### Short exercise
Copy the records below exactly, leaving out every picture.

Items from a data source:
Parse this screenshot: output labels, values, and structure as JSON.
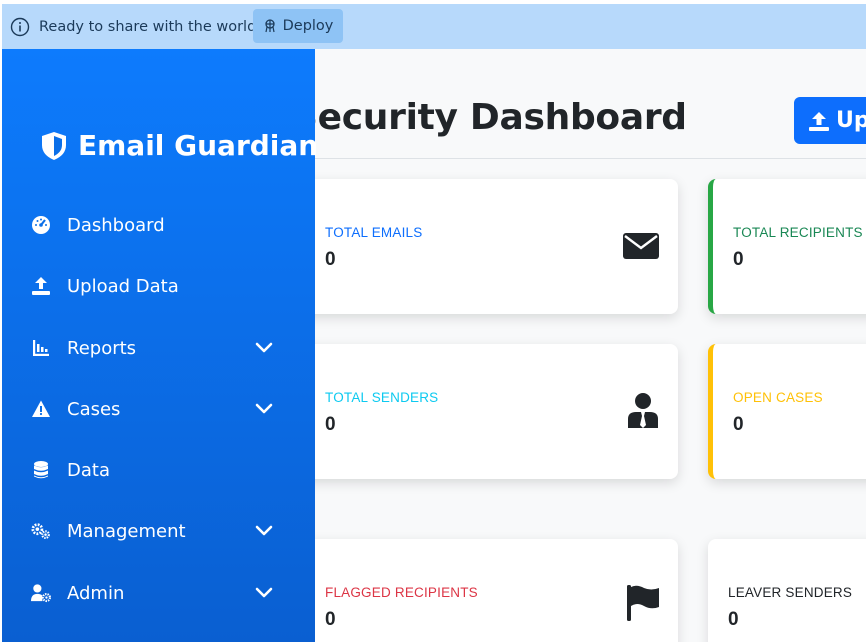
{
  "banner": {
    "message": "Ready to share with the world?",
    "deploy_label": "Deploy"
  },
  "sidebar": {
    "brand": "Email Guardian",
    "items": [
      {
        "label": "Dashboard",
        "icon": "dashboard-gauge-icon",
        "has_submenu": false
      },
      {
        "label": "Upload Data",
        "icon": "upload-icon",
        "has_submenu": false
      },
      {
        "label": "Reports",
        "icon": "chart-icon",
        "has_submenu": true
      },
      {
        "label": "Cases",
        "icon": "warning-icon",
        "has_submenu": true
      },
      {
        "label": "Data",
        "icon": "database-icon",
        "has_submenu": false
      },
      {
        "label": "Management",
        "icon": "gears-icon",
        "has_submenu": true
      },
      {
        "label": "Admin",
        "icon": "user-cog-icon",
        "has_submenu": true
      }
    ]
  },
  "header": {
    "title": "Security Dashboard",
    "upload_label": "Upl"
  },
  "cards": [
    {
      "label": "TOTAL EMAILS",
      "value": "0",
      "color": "#0d6efd",
      "icon": "envelope-icon"
    },
    {
      "label": "TOTAL RECIPIENTS",
      "value": "0",
      "color": "#198754",
      "icon": "users-icon"
    },
    {
      "label": "TOTAL SENDERS",
      "value": "0",
      "color": "#0dcaf0",
      "icon": "user-tie-icon"
    },
    {
      "label": "OPEN CASES",
      "value": "0",
      "color": "#ffc107",
      "icon": "folder-icon"
    },
    {
      "label": "FLAGGED RECIPIENTS",
      "value": "0",
      "color": "#dc3545",
      "icon": "flag-icon"
    },
    {
      "label": "LEAVER SENDERS",
      "value": "0",
      "color": "#212529",
      "icon": "user-minus-icon"
    }
  ],
  "colors": {
    "sidebar_top": "#0d7bfd",
    "sidebar_bottom": "#0a5fd1",
    "primary": "#0d6efd",
    "banner": "#b7d9fb"
  }
}
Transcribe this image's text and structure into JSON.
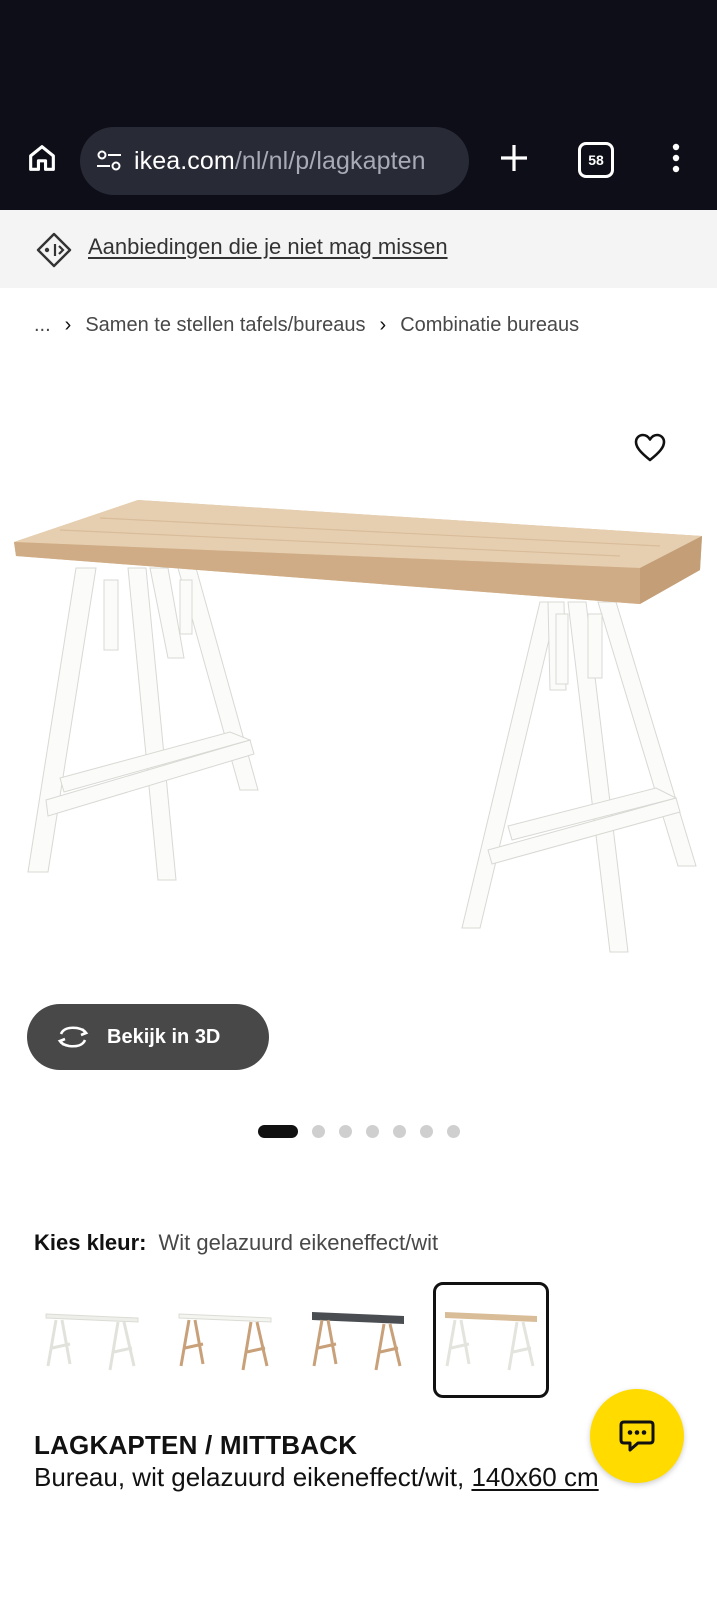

### Correct answer
Parse this screenshot: output labels, values, and structure as JSON.
{
  "banner": {
    "message": "Ready to share with the world?",
    "deploy_label": "Deploy"
  },
  "sidebar": {
    "brand": "Email Guardian",
    "items": [
      {
        "label": "Dashboard",
        "icon": "dashboard-gauge-icon",
        "has_submenu": false
      },
      {
        "label": "Upload Data",
        "icon": "upload-icon",
        "has_submenu": false
      },
      {
        "label": "Reports",
        "icon": "chart-icon",
        "has_submenu": true
      },
      {
        "label": "Cases",
        "icon": "warning-icon",
        "has_submenu": true
      },
      {
        "label": "Data",
        "icon": "database-icon",
        "has_submenu": false
      },
      {
        "label": "Management",
        "icon": "gears-icon",
        "has_submenu": true
      },
      {
        "label": "Admin",
        "icon": "user-cog-icon",
        "has_submenu": true
      }
    ]
  },
  "header": {
    "title": "Security Dashboard",
    "upload_label": "Upl"
  },
  "cards": [
    {
      "label": "TOTAL EMAILS",
      "value": "0",
      "color": "#0d6efd",
      "icon": "envelope-icon"
    },
    {
      "label": "TOTAL RECIPIENTS",
      "value": "0",
      "color": "#198754",
      "icon": "users-icon"
    },
    {
      "label": "TOTAL SENDERS",
      "value": "0",
      "color": "#0dcaf0",
      "icon": "user-tie-icon"
    },
    {
      "label": "OPEN CASES",
      "value": "0",
      "color": "#ffc107",
      "icon": "folder-icon"
    },
    {
      "label": "FLAGGED RECIPIENTS",
      "value": "0",
      "color": "#dc3545",
      "icon": "flag-icon"
    },
    {
      "label": "LEAVER SENDERS",
      "value": "0",
      "color": "#212529",
      "icon": "user-minus-icon"
    }
  ],
  "colors": {
    "sidebar_top": "#0d7bfd",
    "sidebar_bottom": "#0a5fd1",
    "primary": "#0d6efd",
    "banner": "#b7d9fb"
  }
}
Transcribe this image's text and structure into JSON.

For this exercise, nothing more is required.